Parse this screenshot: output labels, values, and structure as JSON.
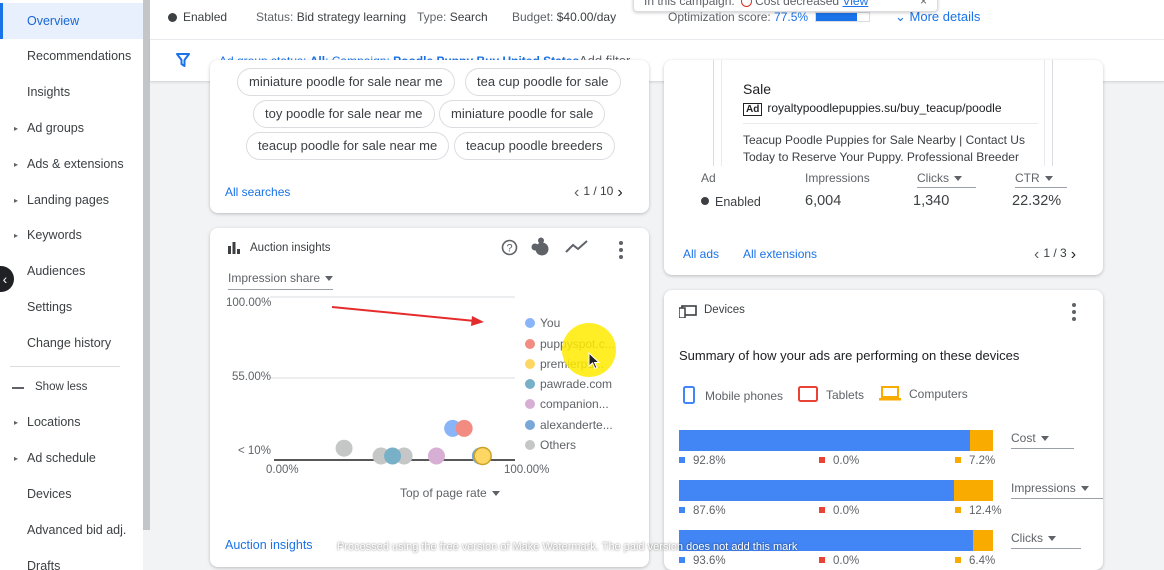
{
  "sidebar": {
    "items": [
      {
        "label": "Overview",
        "active": true,
        "caret": false
      },
      {
        "label": "Recommendations",
        "caret": false
      },
      {
        "label": "Insights",
        "caret": false
      },
      {
        "label": "Ad groups",
        "caret": true
      },
      {
        "label": "Ads & extensions",
        "caret": true
      },
      {
        "label": "Landing pages",
        "caret": true
      },
      {
        "label": "Keywords",
        "caret": true
      },
      {
        "label": "Audiences",
        "caret": false
      },
      {
        "label": "Settings",
        "caret": false
      },
      {
        "label": "Change history",
        "caret": false
      }
    ],
    "show_less": "Show less",
    "items2": [
      {
        "label": "Locations",
        "caret": true
      },
      {
        "label": "Ad schedule",
        "caret": true
      },
      {
        "label": "Devices",
        "caret": false
      },
      {
        "label": "Advanced bid adj.",
        "caret": false
      },
      {
        "label": "Drafts",
        "caret": false
      }
    ]
  },
  "status_bar": {
    "enabled": "Enabled",
    "status_label": "Status:",
    "status_value": "Bid strategy learning",
    "type_label": "Type:",
    "type_value": "Search",
    "budget_label": "Budget:",
    "budget_value": "$40.00/day",
    "opt_label": "Optimization score:",
    "opt_value": "77.5%",
    "opt_fraction": 0.775,
    "more_details": "More details"
  },
  "notification": {
    "prefix": "In this campaign:",
    "message": "Cost decreased",
    "link": "View",
    "close": "×"
  },
  "filter_bar": {
    "status_label": "Ad group status: ",
    "status_value": "All",
    "campaign_label": "; Campaign: ",
    "campaign_value": "Poodle Puppy Buy United States",
    "add_filter": "Add filter"
  },
  "searches": {
    "chips": [
      "miniature poodle for sale near me",
      "tea cup poodle for sale",
      "toy poodle for sale near me",
      "miniature poodle for sale",
      "teacup poodle for sale near me",
      "teacup poodle breeders"
    ],
    "all_link": "All searches",
    "pager": "1 / 10"
  },
  "auction": {
    "title": "Auction insights",
    "metric": "Impression share",
    "x_axis_select": "Top of page rate",
    "link": "Auction insights",
    "legend": [
      {
        "name": "You",
        "color": "#8ab4f8"
      },
      {
        "name": "puppyspot.c...",
        "color": "#f28b82"
      },
      {
        "name": "premierpu...",
        "color": "#fdd663"
      },
      {
        "name": "pawrade.com",
        "color": "#78b0c8"
      },
      {
        "name": "companion...",
        "color": "#d7aed4"
      },
      {
        "name": "alexanderte...",
        "color": "#7aa6d8"
      },
      {
        "name": "Others",
        "color": "#c4c7c5"
      }
    ]
  },
  "chart_data": {
    "type": "scatter",
    "x_ticks": [
      "0.00%",
      "100.00%"
    ],
    "y_ticks": [
      "100.00%",
      "55.00%",
      "< 10%"
    ],
    "xlim": [
      0,
      100
    ],
    "ylim": [
      10,
      100
    ],
    "series": [
      {
        "name": "You",
        "color": "#8ab4f8",
        "points": [
          [
            73,
            27
          ]
        ]
      },
      {
        "name": "puppyspot.c...",
        "color": "#f28b82",
        "points": [
          [
            78,
            27
          ]
        ]
      },
      {
        "name": "premierpu...",
        "color": "#fdd663",
        "points": [
          [
            86,
            10
          ]
        ]
      },
      {
        "name": "pawrade.com",
        "color": "#78b0c8",
        "points": [
          [
            47,
            10
          ]
        ]
      },
      {
        "name": "companion...",
        "color": "#d7aed4",
        "points": [
          [
            66,
            10
          ]
        ]
      },
      {
        "name": "alexanderte...",
        "color": "#7aa6d8",
        "points": [
          [
            85,
            10
          ]
        ]
      },
      {
        "name": "Others",
        "color": "#c4c7c5",
        "points": [
          [
            26,
            16
          ],
          [
            42,
            10
          ],
          [
            52,
            10
          ],
          [
            86,
            10
          ]
        ]
      }
    ]
  },
  "ad": {
    "headline": "Sale",
    "ad_tag": "Ad",
    "url": "royaltypoodlepuppies.su/buy_teacup/poodle",
    "description": "Teacup Poodle Puppies for Sale Nearby | Contact Us Today to Reserve Your Puppy. Professional Breeder",
    "metrics": {
      "ad_label": "Ad",
      "ad_value": "Enabled",
      "impressions_label": "Impressions",
      "impressions_value": "6,004",
      "clicks_label": "Clicks",
      "clicks_value": "1,340",
      "ctr_label": "CTR",
      "ctr_value": "22.32%"
    },
    "all_ads": "All ads",
    "all_extensions": "All extensions",
    "pager": "1 / 3"
  },
  "devices": {
    "title": "Devices",
    "summary": "Summary of how your ads are performing on these devices",
    "legend": [
      {
        "name": "Mobile phones",
        "color": "#4285f4"
      },
      {
        "name": "Tablets",
        "color": "#ea4335"
      },
      {
        "name": "Computers",
        "color": "#f9ab00"
      }
    ],
    "bars": [
      {
        "metric": "Cost",
        "mobile": "92.8%",
        "tablet": "0.0%",
        "computer": "7.2%",
        "mobile_pct": 92.8,
        "tablet_pct": 0.0,
        "computer_pct": 7.2
      },
      {
        "metric": "Impressions",
        "mobile": "87.6%",
        "tablet": "0.0%",
        "computer": "12.4%",
        "mobile_pct": 87.6,
        "tablet_pct": 0.0,
        "computer_pct": 12.4
      },
      {
        "metric": "Clicks",
        "mobile": "93.6%",
        "tablet": "0.0%",
        "computer": "6.4%",
        "mobile_pct": 93.6,
        "tablet_pct": 0.0,
        "computer_pct": 6.4
      }
    ]
  },
  "watermark": "Processed using the free version of Make Watermark. The paid version does not add this mark"
}
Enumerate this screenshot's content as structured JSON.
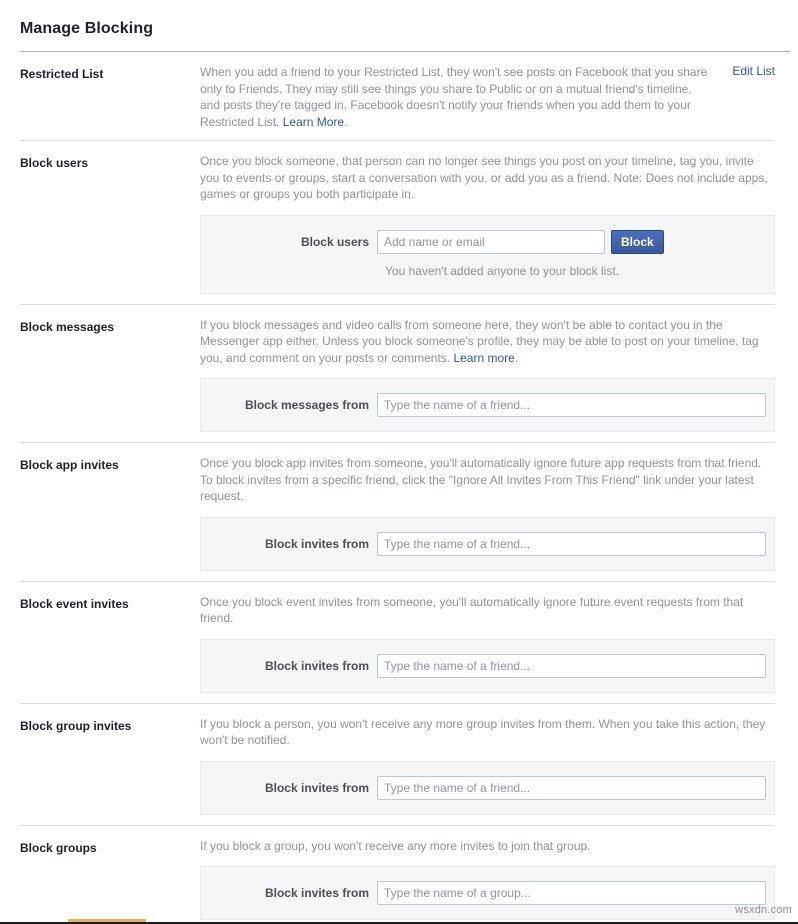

▶ **Task to carry out**
Among the lines of the data above, count those holding "Cost" and state only the number.

▶ **Solution below**
2